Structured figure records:

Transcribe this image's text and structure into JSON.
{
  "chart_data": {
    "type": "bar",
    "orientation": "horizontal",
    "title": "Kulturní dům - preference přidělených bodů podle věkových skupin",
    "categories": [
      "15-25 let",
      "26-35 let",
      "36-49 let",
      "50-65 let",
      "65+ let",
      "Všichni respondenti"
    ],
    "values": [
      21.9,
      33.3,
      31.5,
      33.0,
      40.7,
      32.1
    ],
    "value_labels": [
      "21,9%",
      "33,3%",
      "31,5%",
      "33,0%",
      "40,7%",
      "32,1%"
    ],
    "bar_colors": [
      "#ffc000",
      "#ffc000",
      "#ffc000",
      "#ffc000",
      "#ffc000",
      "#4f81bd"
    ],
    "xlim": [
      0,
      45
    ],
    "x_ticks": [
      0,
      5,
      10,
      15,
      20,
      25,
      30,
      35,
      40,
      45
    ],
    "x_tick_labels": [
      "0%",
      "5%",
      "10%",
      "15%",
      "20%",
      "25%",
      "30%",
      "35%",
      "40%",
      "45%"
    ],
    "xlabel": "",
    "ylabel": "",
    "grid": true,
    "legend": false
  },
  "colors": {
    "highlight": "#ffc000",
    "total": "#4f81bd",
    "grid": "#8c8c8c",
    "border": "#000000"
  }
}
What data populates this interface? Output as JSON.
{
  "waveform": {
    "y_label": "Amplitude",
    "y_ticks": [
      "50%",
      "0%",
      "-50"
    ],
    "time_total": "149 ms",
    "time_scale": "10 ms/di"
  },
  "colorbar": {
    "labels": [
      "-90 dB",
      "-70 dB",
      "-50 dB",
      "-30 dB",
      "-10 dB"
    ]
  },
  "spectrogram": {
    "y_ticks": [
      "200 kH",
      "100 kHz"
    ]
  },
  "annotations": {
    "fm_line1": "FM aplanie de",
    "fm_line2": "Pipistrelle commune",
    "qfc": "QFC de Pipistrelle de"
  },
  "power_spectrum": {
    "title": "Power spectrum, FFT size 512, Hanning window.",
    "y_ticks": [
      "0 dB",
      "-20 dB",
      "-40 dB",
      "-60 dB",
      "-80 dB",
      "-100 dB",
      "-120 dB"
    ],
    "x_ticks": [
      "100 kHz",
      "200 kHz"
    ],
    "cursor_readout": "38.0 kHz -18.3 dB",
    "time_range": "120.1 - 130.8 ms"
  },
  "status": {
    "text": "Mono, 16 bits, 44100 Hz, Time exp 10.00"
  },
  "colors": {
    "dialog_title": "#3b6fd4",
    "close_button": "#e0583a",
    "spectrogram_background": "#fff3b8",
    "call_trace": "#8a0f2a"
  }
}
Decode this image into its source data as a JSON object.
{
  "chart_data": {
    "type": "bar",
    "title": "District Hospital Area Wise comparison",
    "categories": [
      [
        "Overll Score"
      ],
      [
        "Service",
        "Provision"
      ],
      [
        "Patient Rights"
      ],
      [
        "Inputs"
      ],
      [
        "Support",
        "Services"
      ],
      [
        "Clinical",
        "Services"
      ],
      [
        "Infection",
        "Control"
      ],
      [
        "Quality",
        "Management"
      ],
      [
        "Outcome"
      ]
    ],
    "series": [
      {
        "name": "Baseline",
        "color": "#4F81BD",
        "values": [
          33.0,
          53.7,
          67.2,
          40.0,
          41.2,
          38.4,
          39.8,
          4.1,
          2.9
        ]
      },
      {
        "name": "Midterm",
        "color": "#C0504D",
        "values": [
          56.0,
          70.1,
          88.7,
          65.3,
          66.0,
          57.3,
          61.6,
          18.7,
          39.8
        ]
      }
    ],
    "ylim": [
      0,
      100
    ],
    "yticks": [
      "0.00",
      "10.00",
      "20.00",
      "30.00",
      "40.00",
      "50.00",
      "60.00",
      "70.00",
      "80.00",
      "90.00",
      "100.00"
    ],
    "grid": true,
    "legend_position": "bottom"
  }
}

◆ **Exercise instructions**:
Give back the whole listing, word for word.

◆ **Completed exercise**:
Transcribe this image's text and structure into JSON.
{
  "chart_data": {
    "type": "bar",
    "orientation": "horizontal",
    "title": "Kulturní dům - preference přidělených bodů podle věkových skupin",
    "categories": [
      "15-25 let",
      "26-35 let",
      "36-49 let",
      "50-65 let",
      "65+ let",
      "Všichni respondenti"
    ],
    "values": [
      21.9,
      33.3,
      31.5,
      33.0,
      40.7,
      32.1
    ],
    "value_labels": [
      "21,9%",
      "33,3%",
      "31,5%",
      "33,0%",
      "40,7%",
      "32,1%"
    ],
    "bar_colors": [
      "#ffc000",
      "#ffc000",
      "#ffc000",
      "#ffc000",
      "#ffc000",
      "#4f81bd"
    ],
    "xlim": [
      0,
      45
    ],
    "x_ticks": [
      0,
      5,
      10,
      15,
      20,
      25,
      30,
      35,
      40,
      45
    ],
    "x_tick_labels": [
      "0%",
      "5%",
      "10%",
      "15%",
      "20%",
      "25%",
      "30%",
      "35%",
      "40%",
      "45%"
    ],
    "xlabel": "",
    "ylabel": "",
    "grid": true,
    "legend": false
  },
  "colors": {
    "highlight": "#ffc000",
    "total": "#4f81bd",
    "grid": "#8c8c8c",
    "border": "#000000"
  }
}
What data populates this interface? Output as JSON.
{
  "waveform": {
    "y_label": "Amplitude",
    "y_ticks": [
      "50%",
      "0%",
      "-50"
    ],
    "time_total": "149 ms",
    "time_scale": "10 ms/di"
  },
  "colorbar": {
    "labels": [
      "-90 dB",
      "-70 dB",
      "-50 dB",
      "-30 dB",
      "-10 dB"
    ]
  },
  "spectrogram": {
    "y_ticks": [
      "200 kH",
      "100 kHz"
    ]
  },
  "annotations": {
    "fm_line1": "FM aplanie de",
    "fm_line2": "Pipistrelle commune",
    "qfc": "QFC de Pipistrelle de"
  },
  "power_spectrum": {
    "title": "Power spectrum, FFT size 512, Hanning window.",
    "y_ticks": [
      "0 dB",
      "-20 dB",
      "-40 dB",
      "-60 dB",
      "-80 dB",
      "-100 dB",
      "-120 dB"
    ],
    "x_ticks": [
      "100 kHz",
      "200 kHz"
    ],
    "cursor_readout": "38.0 kHz -18.3 dB",
    "time_range": "120.1 - 130.8 ms"
  },
  "status": {
    "text": "Mono, 16 bits, 44100 Hz, Time exp 10.00"
  },
  "colors": {
    "dialog_title": "#3b6fd4",
    "close_button": "#e0583a",
    "spectrogram_background": "#fff3b8",
    "call_trace": "#8a0f2a"
  }
}
Decode this image into its source data as a JSON object.
{
  "chart_data": {
    "type": "bar",
    "title": "District Hospital Area Wise comparison",
    "categories": [
      [
        "Overll Score"
      ],
      [
        "Service",
        "Provision"
      ],
      [
        "Patient Rights"
      ],
      [
        "Inputs"
      ],
      [
        "Support",
        "Services"
      ],
      [
        "Clinical",
        "Services"
      ],
      [
        "Infection",
        "Control"
      ],
      [
        "Quality",
        "Management"
      ],
      [
        "Outcome"
      ]
    ],
    "series": [
      {
        "name": "Baseline",
        "color": "#4F81BD",
        "values": [
          33.0,
          53.7,
          67.2,
          40.0,
          41.2,
          38.4,
          39.8,
          4.1,
          2.9
        ]
      },
      {
        "name": "Midterm",
        "color": "#C0504D",
        "values": [
          56.0,
          70.1,
          88.7,
          65.3,
          66.0,
          57.3,
          61.6,
          18.7,
          39.8
        ]
      }
    ],
    "ylim": [
      0,
      100
    ],
    "yticks": [
      "0.00",
      "10.00",
      "20.00",
      "30.00",
      "40.00",
      "50.00",
      "60.00",
      "70.00",
      "80.00",
      "90.00",
      "100.00"
    ],
    "grid": true,
    "legend_position": "bottom"
  }
}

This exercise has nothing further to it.